**Prompt:** Wherever a line below holds the word "omnes", copy that line.

A run of records:
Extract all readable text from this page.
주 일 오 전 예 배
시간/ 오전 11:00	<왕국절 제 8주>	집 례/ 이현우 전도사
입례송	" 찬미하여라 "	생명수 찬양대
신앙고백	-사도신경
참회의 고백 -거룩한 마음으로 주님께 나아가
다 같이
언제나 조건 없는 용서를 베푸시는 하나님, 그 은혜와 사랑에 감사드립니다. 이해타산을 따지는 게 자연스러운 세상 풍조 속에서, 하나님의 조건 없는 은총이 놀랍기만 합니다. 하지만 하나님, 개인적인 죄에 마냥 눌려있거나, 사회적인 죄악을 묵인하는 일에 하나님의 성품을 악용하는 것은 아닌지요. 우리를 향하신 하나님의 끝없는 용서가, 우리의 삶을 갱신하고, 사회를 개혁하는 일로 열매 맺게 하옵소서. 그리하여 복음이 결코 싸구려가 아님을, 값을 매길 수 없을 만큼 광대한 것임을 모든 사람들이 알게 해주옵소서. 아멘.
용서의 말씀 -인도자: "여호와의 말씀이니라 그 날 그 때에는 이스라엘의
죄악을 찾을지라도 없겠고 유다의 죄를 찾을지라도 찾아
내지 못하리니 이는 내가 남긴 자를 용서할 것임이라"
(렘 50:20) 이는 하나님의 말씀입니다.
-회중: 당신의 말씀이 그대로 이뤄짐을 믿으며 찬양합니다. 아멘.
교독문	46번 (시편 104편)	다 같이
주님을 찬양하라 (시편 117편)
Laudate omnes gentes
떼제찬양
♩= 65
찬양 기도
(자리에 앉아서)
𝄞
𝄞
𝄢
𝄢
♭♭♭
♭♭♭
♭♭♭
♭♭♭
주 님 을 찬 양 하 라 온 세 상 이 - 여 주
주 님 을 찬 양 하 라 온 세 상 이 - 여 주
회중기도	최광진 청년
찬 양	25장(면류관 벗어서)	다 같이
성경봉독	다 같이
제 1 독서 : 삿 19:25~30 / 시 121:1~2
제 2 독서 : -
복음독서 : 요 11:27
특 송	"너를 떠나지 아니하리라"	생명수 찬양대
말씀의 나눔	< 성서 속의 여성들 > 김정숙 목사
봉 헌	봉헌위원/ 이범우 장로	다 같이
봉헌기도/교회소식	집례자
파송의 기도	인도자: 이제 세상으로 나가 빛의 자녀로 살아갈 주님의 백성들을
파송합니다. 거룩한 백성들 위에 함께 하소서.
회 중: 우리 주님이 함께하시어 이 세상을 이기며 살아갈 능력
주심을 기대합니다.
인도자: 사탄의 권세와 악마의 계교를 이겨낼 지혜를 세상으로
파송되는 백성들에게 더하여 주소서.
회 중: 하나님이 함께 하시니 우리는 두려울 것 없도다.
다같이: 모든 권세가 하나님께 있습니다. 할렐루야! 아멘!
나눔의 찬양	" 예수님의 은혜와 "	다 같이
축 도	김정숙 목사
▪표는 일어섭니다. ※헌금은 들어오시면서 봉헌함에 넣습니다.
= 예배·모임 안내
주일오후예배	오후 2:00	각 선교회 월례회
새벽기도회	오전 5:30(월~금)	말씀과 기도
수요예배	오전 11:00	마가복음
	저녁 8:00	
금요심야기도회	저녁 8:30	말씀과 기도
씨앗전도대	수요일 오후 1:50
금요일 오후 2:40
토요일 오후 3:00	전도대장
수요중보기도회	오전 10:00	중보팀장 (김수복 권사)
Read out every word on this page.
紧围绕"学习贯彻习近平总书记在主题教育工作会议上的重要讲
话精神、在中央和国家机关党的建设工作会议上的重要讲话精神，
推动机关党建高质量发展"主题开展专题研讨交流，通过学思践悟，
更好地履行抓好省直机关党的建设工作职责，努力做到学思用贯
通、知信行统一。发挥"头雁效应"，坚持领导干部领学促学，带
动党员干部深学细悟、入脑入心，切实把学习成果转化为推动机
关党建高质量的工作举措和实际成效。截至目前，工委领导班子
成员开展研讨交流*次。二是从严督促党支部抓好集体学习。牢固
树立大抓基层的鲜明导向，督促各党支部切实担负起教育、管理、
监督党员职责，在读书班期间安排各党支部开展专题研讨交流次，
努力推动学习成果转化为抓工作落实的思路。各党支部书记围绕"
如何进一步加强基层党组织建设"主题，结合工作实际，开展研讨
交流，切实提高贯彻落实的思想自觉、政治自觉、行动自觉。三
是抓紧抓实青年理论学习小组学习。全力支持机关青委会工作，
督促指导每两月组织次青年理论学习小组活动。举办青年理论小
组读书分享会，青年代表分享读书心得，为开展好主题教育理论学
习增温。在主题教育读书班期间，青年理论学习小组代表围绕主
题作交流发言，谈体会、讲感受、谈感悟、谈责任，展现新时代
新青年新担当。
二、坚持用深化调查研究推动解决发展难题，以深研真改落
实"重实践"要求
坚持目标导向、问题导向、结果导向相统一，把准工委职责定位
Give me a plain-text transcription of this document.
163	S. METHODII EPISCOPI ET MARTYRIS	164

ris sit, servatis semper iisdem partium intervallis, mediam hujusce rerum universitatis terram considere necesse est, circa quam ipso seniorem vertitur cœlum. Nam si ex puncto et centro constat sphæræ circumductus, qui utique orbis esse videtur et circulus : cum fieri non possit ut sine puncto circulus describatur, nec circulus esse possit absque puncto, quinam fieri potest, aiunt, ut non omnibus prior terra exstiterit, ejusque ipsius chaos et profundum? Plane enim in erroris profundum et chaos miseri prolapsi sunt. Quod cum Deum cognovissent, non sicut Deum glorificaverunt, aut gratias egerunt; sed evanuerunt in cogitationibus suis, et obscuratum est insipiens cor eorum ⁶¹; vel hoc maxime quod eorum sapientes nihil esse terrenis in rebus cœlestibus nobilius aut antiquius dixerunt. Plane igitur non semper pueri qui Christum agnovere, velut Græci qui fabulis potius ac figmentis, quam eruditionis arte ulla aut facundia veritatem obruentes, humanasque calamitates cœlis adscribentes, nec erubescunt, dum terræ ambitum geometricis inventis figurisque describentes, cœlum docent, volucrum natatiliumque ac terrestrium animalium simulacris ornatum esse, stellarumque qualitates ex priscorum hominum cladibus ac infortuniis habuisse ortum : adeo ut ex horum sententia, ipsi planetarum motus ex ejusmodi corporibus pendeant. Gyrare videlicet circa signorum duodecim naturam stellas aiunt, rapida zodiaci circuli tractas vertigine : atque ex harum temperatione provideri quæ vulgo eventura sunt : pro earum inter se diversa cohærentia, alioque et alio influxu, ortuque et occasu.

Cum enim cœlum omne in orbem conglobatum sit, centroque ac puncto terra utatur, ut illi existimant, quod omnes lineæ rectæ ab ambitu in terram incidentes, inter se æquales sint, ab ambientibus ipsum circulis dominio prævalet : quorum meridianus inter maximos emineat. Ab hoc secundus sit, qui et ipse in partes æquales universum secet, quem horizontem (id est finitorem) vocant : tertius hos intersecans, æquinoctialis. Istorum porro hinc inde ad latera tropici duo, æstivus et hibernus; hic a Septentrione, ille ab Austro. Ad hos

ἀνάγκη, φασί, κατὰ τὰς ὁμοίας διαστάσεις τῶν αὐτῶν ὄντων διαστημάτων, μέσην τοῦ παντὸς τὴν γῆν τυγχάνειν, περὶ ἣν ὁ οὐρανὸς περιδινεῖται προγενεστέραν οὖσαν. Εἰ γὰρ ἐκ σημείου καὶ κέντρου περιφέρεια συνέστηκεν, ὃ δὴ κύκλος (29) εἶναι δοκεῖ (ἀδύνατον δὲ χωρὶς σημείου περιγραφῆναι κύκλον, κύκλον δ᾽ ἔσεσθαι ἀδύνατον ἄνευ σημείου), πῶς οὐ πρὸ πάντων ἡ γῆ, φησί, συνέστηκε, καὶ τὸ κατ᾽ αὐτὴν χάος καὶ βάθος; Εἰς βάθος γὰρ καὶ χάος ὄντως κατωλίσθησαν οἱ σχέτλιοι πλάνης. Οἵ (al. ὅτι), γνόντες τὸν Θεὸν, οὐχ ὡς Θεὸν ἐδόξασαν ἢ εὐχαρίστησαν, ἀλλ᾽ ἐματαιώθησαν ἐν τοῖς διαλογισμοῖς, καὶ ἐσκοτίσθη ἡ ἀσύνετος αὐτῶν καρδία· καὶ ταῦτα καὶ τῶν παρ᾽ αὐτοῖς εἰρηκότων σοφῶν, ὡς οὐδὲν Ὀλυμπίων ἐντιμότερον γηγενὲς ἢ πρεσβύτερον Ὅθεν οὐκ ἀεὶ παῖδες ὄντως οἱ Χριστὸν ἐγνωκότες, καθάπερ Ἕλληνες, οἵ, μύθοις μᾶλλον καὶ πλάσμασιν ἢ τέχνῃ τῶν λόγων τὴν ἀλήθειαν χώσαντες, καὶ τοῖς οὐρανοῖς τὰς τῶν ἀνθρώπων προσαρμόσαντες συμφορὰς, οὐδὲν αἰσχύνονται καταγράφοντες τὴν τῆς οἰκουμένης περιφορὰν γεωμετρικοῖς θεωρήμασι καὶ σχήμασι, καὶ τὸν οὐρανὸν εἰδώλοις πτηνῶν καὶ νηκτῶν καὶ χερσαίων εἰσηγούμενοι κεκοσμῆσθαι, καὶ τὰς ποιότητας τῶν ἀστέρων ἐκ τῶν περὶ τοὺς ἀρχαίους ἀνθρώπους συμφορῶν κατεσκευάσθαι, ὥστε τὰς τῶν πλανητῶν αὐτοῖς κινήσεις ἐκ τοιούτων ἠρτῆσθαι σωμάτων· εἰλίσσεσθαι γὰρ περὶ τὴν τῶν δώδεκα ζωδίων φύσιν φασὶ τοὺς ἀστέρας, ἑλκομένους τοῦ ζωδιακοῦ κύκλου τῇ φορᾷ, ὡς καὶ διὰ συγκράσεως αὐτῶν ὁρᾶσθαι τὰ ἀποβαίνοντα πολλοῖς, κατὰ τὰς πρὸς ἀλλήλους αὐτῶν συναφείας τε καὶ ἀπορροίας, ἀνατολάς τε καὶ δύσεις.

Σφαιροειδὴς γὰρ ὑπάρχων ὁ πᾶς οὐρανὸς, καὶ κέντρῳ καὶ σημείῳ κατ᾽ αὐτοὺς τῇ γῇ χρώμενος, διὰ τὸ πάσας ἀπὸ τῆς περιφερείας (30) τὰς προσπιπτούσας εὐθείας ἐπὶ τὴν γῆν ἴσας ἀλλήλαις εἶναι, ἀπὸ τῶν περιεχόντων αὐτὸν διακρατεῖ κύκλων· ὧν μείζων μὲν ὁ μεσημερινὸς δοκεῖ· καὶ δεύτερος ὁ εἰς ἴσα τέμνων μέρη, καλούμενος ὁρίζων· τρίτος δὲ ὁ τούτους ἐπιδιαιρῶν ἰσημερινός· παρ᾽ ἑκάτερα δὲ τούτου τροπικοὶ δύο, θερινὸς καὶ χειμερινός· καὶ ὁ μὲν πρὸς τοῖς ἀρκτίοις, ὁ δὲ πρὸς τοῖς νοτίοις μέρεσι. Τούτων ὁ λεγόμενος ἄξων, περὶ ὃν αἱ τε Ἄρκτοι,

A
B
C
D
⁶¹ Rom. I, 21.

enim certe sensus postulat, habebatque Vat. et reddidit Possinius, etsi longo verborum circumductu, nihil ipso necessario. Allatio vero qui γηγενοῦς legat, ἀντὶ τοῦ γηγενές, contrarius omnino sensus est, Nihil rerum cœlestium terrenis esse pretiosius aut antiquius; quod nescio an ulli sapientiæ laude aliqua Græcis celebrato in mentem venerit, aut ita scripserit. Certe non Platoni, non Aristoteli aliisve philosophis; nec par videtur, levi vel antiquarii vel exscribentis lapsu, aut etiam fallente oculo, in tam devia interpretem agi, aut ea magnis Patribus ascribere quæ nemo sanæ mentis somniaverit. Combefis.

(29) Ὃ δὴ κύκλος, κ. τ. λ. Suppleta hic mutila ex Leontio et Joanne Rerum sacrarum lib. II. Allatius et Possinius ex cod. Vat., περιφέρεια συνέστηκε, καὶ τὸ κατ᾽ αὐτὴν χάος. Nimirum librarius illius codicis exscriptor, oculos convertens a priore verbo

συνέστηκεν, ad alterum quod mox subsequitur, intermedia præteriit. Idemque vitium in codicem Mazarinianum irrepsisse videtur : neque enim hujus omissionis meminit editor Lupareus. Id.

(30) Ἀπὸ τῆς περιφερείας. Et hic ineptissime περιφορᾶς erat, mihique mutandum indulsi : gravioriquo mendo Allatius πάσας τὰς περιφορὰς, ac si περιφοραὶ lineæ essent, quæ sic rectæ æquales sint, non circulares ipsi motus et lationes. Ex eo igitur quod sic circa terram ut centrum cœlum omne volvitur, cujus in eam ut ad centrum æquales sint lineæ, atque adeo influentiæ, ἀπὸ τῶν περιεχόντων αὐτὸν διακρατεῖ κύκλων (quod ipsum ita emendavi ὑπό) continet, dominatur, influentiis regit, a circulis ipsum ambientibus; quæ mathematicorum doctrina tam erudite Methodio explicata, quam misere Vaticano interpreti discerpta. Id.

**Answer:**
Laudate omnes gentes
Cum enim cœlum omne in orbem conglobatum sit, centroque ac puncto terra utatur, ut illi existimant, quod omnes lineæ rectæ ab ambitu in terram incidentes, inter se æquales sint, ab ambientibus ipsum circulis dominio prævalet : quorum meridianus inter maximos emineat. Ab hoc secundus sit, qui et ipse in partes æquales universum secet, quem horizontem (id est finitorem) vocant : tertius hos intersecans, æquinoctialis. Istorum porro hinc inde ad latera tropici duo, æstivus et hibernus; hic a Septentrione, ille ab Austro. Ad hos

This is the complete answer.